Walking into a conference room for a charity event, I tutted under my breath at the pile of rubbish left in the doorway.

It was only as I stepped over it that I realised it was a blanket strewn across the floor, with a pair of old shoes sticking out of it.

Then I noticed a body shape beneath the blanket. It was only a dummy, but it was enough to make me catch my breath.

We know there are rough sleepers out there, and occasionally we might catch sight of one slumped in a shop doorway for the night. But you’d need a heart of stone to step over someone lying under a blanket and not feel a flicker of shame.

The event I was attending was a screening of Bradford charity Hope Housing’s film The Not So Promised Land, highlighting the squalor many Eastern and Central European migrants end up living in after coming here to find work.

Filmed in ramshackle, rat-infested squats and outbuildings around Bradford, it makes for uneasy viewing, although I wasn’t shocked at the appalling conditions these men are living in. You’d have to be pretty naive or have your head buried in a suburban sandpit not to be aware that this kind of poverty exists.

I’ve done voluntary shifts at day shelters in Bradford and wondered what happens to the people, mostly men, who come in for a hot meal then shuffle outside again when the doors close. If we’re honest, it’s something we don’t like to think about too much.

Dataset excerpt:
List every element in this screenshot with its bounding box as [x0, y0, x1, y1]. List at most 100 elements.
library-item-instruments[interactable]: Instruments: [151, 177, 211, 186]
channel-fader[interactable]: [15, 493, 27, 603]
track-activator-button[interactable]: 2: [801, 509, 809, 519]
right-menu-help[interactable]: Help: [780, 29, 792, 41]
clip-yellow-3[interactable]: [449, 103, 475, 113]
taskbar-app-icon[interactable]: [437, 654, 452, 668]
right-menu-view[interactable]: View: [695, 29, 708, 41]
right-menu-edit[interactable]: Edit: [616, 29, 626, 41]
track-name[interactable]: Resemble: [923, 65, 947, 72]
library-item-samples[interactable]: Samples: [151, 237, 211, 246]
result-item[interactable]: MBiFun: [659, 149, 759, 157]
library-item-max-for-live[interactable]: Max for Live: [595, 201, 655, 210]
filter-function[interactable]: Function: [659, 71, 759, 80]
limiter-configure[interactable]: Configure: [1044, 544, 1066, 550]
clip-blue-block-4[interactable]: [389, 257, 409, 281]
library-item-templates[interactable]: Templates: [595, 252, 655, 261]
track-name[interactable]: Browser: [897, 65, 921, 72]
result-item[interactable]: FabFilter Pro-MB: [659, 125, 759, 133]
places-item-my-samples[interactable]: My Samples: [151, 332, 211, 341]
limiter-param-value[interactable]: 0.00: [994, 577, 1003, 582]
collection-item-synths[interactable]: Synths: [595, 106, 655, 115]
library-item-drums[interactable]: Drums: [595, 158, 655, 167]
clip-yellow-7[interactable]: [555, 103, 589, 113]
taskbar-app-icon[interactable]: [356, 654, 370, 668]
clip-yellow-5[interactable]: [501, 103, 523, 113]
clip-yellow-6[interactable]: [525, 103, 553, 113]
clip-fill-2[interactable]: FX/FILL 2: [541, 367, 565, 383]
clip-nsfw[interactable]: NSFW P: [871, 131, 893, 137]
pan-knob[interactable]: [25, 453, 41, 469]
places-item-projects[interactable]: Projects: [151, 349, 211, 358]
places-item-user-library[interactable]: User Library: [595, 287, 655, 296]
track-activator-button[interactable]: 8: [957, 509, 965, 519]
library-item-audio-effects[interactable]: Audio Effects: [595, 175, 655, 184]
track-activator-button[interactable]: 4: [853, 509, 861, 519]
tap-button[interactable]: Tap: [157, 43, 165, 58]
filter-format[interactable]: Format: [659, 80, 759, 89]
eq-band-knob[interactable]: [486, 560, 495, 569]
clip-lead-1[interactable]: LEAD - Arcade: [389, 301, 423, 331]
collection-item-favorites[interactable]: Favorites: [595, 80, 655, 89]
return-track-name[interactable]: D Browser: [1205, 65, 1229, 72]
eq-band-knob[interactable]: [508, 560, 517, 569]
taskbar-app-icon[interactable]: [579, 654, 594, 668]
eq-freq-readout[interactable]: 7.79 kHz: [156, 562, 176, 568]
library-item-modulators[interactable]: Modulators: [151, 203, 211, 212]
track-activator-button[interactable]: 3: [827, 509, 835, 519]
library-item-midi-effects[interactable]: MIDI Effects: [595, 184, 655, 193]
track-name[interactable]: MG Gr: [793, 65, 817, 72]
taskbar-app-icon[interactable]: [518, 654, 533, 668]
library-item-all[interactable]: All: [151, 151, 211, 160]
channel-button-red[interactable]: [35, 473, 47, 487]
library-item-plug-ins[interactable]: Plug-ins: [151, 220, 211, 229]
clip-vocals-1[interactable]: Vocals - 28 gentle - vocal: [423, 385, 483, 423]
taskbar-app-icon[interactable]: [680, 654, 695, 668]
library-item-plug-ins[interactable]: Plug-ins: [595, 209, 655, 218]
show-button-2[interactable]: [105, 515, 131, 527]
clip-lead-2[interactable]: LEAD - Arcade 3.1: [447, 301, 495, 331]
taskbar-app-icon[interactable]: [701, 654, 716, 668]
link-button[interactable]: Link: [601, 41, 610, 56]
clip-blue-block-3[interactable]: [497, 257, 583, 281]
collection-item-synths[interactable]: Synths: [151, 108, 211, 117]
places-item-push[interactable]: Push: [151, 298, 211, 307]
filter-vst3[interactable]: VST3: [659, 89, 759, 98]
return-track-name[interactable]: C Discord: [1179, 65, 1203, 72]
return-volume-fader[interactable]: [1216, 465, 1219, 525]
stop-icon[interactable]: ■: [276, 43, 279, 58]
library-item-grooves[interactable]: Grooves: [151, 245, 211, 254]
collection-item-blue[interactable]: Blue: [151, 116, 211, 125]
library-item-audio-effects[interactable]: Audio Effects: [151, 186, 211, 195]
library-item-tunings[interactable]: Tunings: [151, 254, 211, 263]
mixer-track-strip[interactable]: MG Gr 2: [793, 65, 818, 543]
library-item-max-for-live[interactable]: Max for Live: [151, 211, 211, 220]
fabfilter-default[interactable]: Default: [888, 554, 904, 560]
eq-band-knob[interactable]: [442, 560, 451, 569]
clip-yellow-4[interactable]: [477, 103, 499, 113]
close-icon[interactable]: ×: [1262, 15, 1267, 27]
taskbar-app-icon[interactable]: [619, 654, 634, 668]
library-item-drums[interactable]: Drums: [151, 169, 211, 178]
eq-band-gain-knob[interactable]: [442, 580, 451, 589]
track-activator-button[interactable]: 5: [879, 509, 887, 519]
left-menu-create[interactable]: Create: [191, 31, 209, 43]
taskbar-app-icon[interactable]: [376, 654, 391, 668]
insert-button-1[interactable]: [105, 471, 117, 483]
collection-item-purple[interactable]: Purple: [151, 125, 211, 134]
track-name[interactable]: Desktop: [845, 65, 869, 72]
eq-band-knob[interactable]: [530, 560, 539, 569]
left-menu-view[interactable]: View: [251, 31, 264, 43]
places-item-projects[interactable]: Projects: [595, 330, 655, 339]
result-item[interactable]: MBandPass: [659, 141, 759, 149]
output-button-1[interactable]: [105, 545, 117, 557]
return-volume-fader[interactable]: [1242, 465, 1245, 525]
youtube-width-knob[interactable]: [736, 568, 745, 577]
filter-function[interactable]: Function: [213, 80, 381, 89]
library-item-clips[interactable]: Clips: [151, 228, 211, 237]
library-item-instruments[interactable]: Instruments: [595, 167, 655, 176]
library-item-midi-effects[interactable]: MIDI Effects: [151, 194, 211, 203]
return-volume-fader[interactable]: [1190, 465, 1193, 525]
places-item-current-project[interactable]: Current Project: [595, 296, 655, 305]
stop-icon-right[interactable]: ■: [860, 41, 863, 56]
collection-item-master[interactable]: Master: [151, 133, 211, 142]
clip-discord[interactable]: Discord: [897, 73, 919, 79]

▶ OBJECTIVE 1: According to the passage on rough sleepers in Bradford, what is the title of the Hope Housing film shown at the screening?
▶ OBJECTIVE 2: Extend the passage on rough sleepers in Bradford beyond its final sentence.
The items are not required for this work.

▶ EXERCISE RESPONSE 1: The Not So Promised Land

▶ EXERCISE RESPONSE 2:
Hope Housing’s film exposes the reality of life for people lured here by offers of work. Those offering help often turn out to be underground gangs who take migrants’ passports, leaving them stranded in squalor, ineligible for legal employment.

What came across strongly in the film is that the men featured, mostly Polish, simply want to work. Coming from places where work and welfare provision are scarce, they’re driven by desperation. It’s easy for us to ignore or dismiss it, but it’s here in our city, in squats, makeshift shelters and disused factories.

There is a tradition of displaced people from Eastern European countries arriving in Bradford. I went to school with girls from Polish, Ukrainian and Hungarian families, whose grandparents had settled here after the war.

Many would have encountered hostility initially, but at least the mills were swallowing up workers back then.

Today’s migrants are our forgotten underclass. Thanks to Hope Housing there are some success stories, but there are countless others sleeping on a filthy floor beneath an old blanket tonight.